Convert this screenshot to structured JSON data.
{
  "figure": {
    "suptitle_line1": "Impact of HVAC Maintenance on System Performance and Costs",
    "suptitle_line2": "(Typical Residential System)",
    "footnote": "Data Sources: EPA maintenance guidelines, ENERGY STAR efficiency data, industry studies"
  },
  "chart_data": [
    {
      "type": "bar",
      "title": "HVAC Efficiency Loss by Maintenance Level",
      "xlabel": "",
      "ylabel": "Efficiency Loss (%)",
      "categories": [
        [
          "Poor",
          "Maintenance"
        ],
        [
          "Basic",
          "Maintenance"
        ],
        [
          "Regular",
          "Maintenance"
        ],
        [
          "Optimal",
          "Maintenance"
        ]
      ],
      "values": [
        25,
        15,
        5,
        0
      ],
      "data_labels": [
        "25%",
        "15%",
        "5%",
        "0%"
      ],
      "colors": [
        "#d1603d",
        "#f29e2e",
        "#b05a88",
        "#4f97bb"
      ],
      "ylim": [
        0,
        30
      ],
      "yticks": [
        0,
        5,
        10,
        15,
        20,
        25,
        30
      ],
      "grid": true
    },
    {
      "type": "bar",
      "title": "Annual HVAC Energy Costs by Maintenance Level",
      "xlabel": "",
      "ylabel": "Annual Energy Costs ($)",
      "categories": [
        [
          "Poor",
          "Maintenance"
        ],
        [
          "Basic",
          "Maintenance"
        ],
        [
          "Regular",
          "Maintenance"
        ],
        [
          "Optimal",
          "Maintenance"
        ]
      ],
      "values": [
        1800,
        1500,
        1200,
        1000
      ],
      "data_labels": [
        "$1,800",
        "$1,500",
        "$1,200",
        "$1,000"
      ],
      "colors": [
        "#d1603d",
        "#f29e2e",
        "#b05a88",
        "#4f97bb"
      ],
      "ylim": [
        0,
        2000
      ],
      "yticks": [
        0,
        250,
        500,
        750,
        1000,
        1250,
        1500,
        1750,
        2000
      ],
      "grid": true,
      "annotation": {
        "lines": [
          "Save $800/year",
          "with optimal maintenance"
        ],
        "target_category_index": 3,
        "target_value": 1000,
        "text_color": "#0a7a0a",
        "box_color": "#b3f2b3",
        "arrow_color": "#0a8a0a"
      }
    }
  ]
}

_Task requirements_: From the entries above, list each line with "Loss" in it.

_Answer to the problem_:
      "title": "HVAC Efficiency Loss by Maintenance Level",
      "ylabel": "Efficiency Loss (%)",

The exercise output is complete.